Work required: Go through the data below and gather each line containing "windows".

[Stored entries]
○ ○ ○ ○
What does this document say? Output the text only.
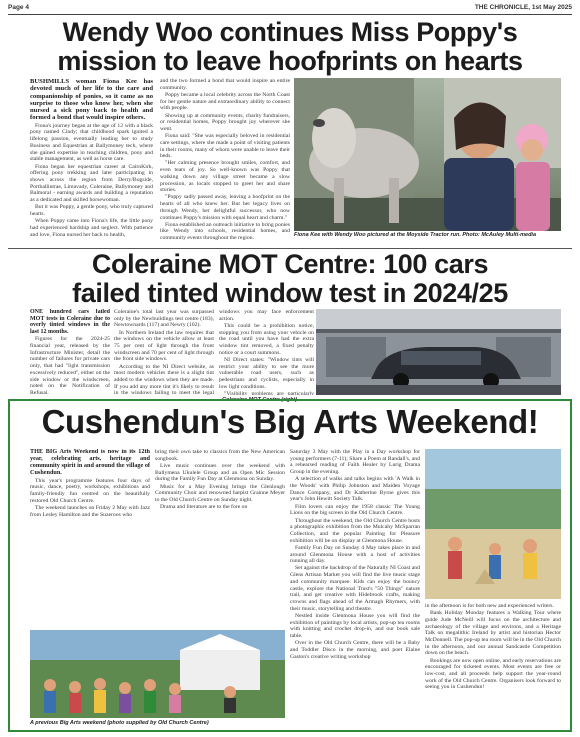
Page 4	THE CHRONICLE, 1st May 2025
Wendy Woo continues Miss Poppy's
mission to leave hoofprints on hearts

BUSHMILLS woman Fiona Kee has devoted much of her life to the care and companionship of ponies, so it came as no surprise to those who know her, when she nursed a sick pony back to health and formed a bond that would inspire others.

Fiona's journey began at the age of 12 with a black pony named Cindy; that childhood spark ignited a lifelong passion, eventually leading her to study Business and Equestrian at Ballymoney tech, where she gained expertise in teaching children, pony and stable management, as well as horse care.

Fiona began her equestrian career at CairnKirk, offering pony trekking and later participating in shows across the region from Derry/Bogside, Portballintrae, Limavady, Coleraine, Ballymoney and Balmoral - earning awards and building a reputation as a dedicated and skilled horsewoman.

But it was Poppy, a gentle pony, who truly captured hearts.

When Poppy came into Fiona's life, the little pony had experienced hardship and neglect. With patience and love, Fiona nursed her back to health,

and the two formed a bond that would inspire an entire community.

Poppy became a local celebrity across the North Coast for her gentle nature and extraordinary ability to connect with people.

Showing up at community events, charity fundraisers, or residential homes, Poppy brought joy wherever she went.

Fiona said: "She was especially beloved in residential care settings, where she made a point of visiting patients in their rooms, many of whom were unable to leave their beds.

"Her calming presence brought smiles, comfort, and even tears of joy. So well-known was Poppy that walking down any village street became a slow procession, as locals stopped to greet her and share stories.

"Poppy sadly passed away, leaving a hoofprint on the hearts of all who knew her. But her legacy lives on through Wendy, her delightful successor, who now continues Poppy's mission with equal heart and charm."

Fiona established an outreach initiative to bring ponies like Wendy into schools, residential homes, and community events throughout the region.

Fiona Kee with Wendy Woo pictured at the Moyside Tractor run. Photo: McAuley Multi-media
Coleraine MOT Centre: 100 cars
failed tinted window test in 2024/25

ONE hundred cars failed MOT tests in Coleraine due to overly tinted windows in the last 12 months.

Figures for the 2024-25 financial year, released by the Infrastructure Minister, detail the number of failures for private cars only, that had "light transmission excessively reduced", either on the side window or the windscreen, noted on the Notification of Refusal.

Coleraine's total last year was surpassed only by the Newbuildings test centre (183), Newtownards (117) and Newry (102).

In Northern Ireland the law requires that the windows on the vehicle allow at least 75 per cent of light through the front windscreen and 70 per cent of light through the front side windows.

According to the NI Direct website, as most modern vehicles there is a slight tint added to the windows when they are made. If you add any more tint it's likely to result in the windows failing to meet the legal

windows you may face enforcement action.

This could be a prohibition notice, stopping you from using your vehicle on the road until you have had the extra window tint removed, a fixed penalty notice or a court summons.

NI Direct states: "Window tints will restrict your ability to see the more vulnerable road users, such as pedestrians and cyclists, especially in low light conditions.

"Visibility problems are particularly

Coleraine MOT Centre (right)
Cushendun's Big Arts Weekend!

THE BIG Arts Weekend is now in its 12th year, celebrating arts, heritage and community spirit in and around the village of Cushendun.

This year's programme features four days of music, dance, poetry, workshops, exhibitions and family-friendly fun centred on the beautifully restored Old Church Centre.

The weekend launches on Friday 2 May with Jazz from Lesley Hamilton and the Suzeroos who

bring their own take to classics from the New American songbook.

Live music continues over the weekend with Ballymena Ukulele Group and an Open Mic Session during the Family Fun Day at Glenmona on Sunday.

Music for a May Evening brings the Glenlough Community Choir and renowned harpist Grainne Meyer to the Old Church Centre on Sunday night.

Drama and literature are to the fore on

Saturday 3 May with the Play in a Day workshop for young performers (7-11); Share a Poem at Randall's, and a rehearsed reading of Faith Healer by Lurig Drama Group in the evening.

A selection of walks and talks begins with 'A Walk in the Woods' with Philip Johnston and Maiden Voyage Dance Company, and Dr Katherine Byrne gives this year's John Hewitt Society Talk.

Film lovers can enjoy the 1958 classic The Young Lions on the big screen in the Old Church Centre.

Throughout the weekend, the Old Church Centre hosts a photographic exhibition from the Mulcahy McSparran Collection, and the popular Painting for Pleasure exhibition will be on display at Glenmona House.

Family Fun Day on Sunday 4 May takes place in and around Glenmona House with a host of activities running all day.

Set against the backdrop of the Naturally NI Coast and Glens Artisan Market you will find the live music stage and community marquee. Kids can enjoy the bouncy castle, explore the National Trust's "50 Things" nature trail, and get creative with Hidebrook crafts, making crowns and flags ahead of the Armagh Rhymers, with their music, storytelling and theatre.

Nestled inside Glenmona House you will find the exhibition of paintings by local artists, pop-up tea rooms with knitting and crochet drop-in, and our book sale table.

Over in the Old Church Centre, there will be a Baby and Toddler Disco in the morning, and poet Elaine Gaston's creative writing workshop

in the afternoon is for both new and experienced writers.

Bank Holiday Monday features a Walking Tour where guide Jude McNeill will focus on the architecture and archaeology of the village and environs, and a Heritage Talk on megalithic Ireland by artist and historian Hector McDonnell. The pop-up tea room will be in the Old Church in the afternoon, and our annual Sandcastle Competition down on the beach.

Bookings are now open online, and early reservations are encouraged for ticketed events. Most events are free or low-cost, and all proceeds help support the year-round work of the Old Church Centre. Organisers look forward to seeing you in Cushendun!

A previous Big Arts weekend (photo supplied by Old Church Centre)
○ ○ ○ ○
Written answer:
ONE hundred cars failed MOT tests in Coleraine due to overly tinted windows in the last 12 months.
In Northern Ireland the law requires that the windows on the vehicle allow at least 75 per cent of light through the front windscreen and 70 per cent of light through the front side windows.
According to the NI Direct website, as most modern vehicles there is a slight tint added to the windows when they are made. If you add any more tint it's likely to result in the windows failing to meet the legal
windows you may face enforcement action.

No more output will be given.